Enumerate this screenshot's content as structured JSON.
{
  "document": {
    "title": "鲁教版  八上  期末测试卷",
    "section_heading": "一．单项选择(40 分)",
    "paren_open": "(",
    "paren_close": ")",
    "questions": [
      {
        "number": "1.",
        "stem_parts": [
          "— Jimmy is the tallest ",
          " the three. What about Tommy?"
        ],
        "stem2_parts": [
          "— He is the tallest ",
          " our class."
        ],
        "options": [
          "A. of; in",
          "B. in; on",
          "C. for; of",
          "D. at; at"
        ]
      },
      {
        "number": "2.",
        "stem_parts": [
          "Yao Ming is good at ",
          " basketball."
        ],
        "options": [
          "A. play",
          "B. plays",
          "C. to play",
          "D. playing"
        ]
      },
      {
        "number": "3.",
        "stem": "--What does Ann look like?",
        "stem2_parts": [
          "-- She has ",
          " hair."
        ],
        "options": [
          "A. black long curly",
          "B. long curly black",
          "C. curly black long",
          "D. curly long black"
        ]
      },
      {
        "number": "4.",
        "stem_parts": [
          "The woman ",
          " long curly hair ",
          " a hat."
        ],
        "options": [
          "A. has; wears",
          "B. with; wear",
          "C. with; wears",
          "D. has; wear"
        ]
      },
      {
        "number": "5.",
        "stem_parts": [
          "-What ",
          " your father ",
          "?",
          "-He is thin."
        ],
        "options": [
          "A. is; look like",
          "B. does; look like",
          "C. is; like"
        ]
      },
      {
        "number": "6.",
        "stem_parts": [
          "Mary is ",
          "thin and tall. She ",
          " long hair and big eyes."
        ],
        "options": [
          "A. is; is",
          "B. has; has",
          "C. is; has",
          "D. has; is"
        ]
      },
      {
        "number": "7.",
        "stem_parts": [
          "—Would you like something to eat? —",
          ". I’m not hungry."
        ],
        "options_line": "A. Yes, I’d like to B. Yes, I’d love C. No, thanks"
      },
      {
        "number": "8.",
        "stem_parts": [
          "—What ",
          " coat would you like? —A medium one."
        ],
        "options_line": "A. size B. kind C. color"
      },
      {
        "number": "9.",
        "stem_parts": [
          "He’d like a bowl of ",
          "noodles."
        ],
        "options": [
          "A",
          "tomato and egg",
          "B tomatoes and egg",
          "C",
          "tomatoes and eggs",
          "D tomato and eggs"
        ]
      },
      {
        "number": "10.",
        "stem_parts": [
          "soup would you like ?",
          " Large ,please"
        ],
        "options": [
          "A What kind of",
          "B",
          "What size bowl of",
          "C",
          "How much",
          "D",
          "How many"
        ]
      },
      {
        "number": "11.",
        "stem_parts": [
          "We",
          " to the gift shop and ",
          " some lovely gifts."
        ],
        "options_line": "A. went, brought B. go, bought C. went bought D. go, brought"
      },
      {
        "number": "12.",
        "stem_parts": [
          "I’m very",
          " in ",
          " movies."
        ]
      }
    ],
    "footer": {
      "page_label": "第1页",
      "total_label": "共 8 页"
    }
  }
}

= = = =

### SHORT EXERCISE
Count the lines of these entries that hold the string "black", and give only that number.

### FINISHED ANSWER
4